◆ Written instruction: Go through the data and copy every line exactly, but not the images.
[Start Provided data]
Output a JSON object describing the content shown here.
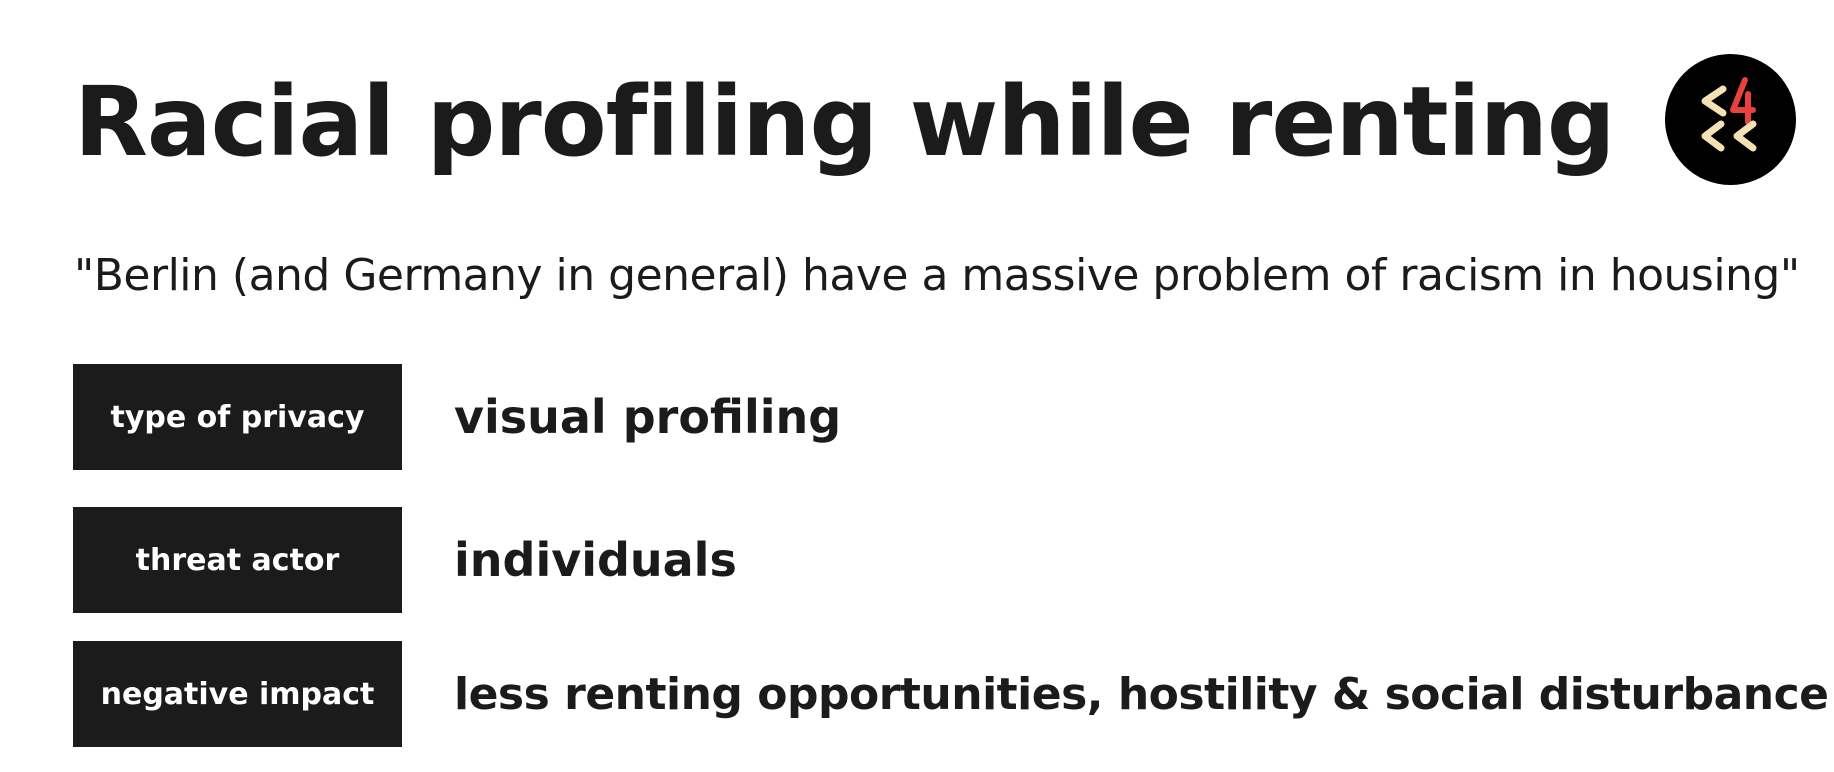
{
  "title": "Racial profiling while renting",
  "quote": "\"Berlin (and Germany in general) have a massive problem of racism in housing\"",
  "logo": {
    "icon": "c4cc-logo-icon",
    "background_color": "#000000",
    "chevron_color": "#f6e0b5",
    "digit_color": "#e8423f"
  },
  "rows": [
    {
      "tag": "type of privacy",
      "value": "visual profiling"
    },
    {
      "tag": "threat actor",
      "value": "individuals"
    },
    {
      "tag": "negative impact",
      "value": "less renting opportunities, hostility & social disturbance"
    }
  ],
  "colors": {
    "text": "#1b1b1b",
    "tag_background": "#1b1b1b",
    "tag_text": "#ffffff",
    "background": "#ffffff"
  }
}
[End Provided data]
◆ Written response:
Output a JSON object describing the content shown here.
{
  "title": "Racial profiling while renting",
  "quote": "\"Berlin (and Germany in general) have a massive problem of racism in housing\"",
  "logo": {
    "icon": "c4cc-logo-icon",
    "background_color": "#000000",
    "chevron_color": "#f6e0b5",
    "digit_color": "#e8423f"
  },
  "rows": [
    {
      "tag": "type of privacy",
      "value": "visual profiling"
    },
    {
      "tag": "threat actor",
      "value": "individuals"
    },
    {
      "tag": "negative impact",
      "value": "less renting opportunities, hostility & social disturbance"
    }
  ],
  "colors": {
    "text": "#1b1b1b",
    "tag_background": "#1b1b1b",
    "tag_text": "#ffffff",
    "background": "#ffffff"
  }
}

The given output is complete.